■ Work required
Reproduce every entry exactly as shown.

[Figure collection entries]

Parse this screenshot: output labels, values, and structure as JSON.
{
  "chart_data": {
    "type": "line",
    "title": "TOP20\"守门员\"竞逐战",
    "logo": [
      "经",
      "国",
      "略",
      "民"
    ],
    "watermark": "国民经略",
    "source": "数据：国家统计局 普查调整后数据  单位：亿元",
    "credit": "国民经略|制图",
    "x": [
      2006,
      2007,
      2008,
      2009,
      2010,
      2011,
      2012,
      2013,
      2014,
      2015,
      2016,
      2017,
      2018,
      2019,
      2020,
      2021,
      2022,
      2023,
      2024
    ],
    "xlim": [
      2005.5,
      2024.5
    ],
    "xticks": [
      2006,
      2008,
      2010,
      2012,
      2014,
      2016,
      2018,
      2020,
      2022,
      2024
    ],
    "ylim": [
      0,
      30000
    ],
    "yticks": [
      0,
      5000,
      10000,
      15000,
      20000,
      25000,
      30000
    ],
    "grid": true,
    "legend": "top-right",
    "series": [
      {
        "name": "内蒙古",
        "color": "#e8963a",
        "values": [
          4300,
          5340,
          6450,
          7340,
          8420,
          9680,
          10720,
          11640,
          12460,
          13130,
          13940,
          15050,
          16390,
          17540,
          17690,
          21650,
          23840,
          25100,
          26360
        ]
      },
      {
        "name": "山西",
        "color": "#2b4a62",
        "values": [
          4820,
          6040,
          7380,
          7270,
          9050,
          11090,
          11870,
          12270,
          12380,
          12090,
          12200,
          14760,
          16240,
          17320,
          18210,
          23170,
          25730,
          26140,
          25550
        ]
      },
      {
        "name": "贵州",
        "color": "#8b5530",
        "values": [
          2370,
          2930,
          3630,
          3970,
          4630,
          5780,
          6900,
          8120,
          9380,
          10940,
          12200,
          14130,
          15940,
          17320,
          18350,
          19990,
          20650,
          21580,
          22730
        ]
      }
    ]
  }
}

■ In response
Parse this screenshot: output labels, values, and structure as JSON.
{
  "chart_data": {
    "type": "line",
    "title": "TOP20\"守门员\"竞逐战",
    "logo": [
      "经",
      "国",
      "略",
      "民"
    ],
    "watermark": "国民经略",
    "source": "数据：国家统计局 普查调整后数据  单位：亿元",
    "credit": "国民经略|制图",
    "x": [
      2006,
      2007,
      2008,
      2009,
      2010,
      2011,
      2012,
      2013,
      2014,
      2015,
      2016,
      2017,
      2018,
      2019,
      2020,
      2021,
      2022,
      2023,
      2024
    ],
    "xlim": [
      2005.5,
      2024.5
    ],
    "xticks": [
      2006,
      2008,
      2010,
      2012,
      2014,
      2016,
      2018,
      2020,
      2022,
      2024
    ],
    "ylim": [
      0,
      30000
    ],
    "yticks": [
      0,
      5000,
      10000,
      15000,
      20000,
      25000,
      30000
    ],
    "grid": true,
    "legend": "top-right",
    "series": [
      {
        "name": "内蒙古",
        "color": "#e8963a",
        "values": [
          4300,
          5340,
          6450,
          7340,
          8420,
          9680,
          10720,
          11640,
          12460,
          13130,
          13940,
          15050,
          16390,
          17540,
          17690,
          21650,
          23840,
          25100,
          26360
        ]
      },
      {
        "name": "山西",
        "color": "#2b4a62",
        "values": [
          4820,
          6040,
          7380,
          7270,
          9050,
          11090,
          11870,
          12270,
          12380,
          12090,
          12200,
          14760,
          16240,
          17320,
          18210,
          23170,
          25730,
          26140,
          25550
        ]
      },
      {
        "name": "贵州",
        "color": "#8b5530",
        "values": [
          2370,
          2930,
          3630,
          3970,
          4630,
          5780,
          6900,
          8120,
          9380,
          10940,
          12200,
          14130,
          15940,
          17320,
          18350,
          19990,
          20650,
          21580,
          22730
        ]
      }
    ]
  }
}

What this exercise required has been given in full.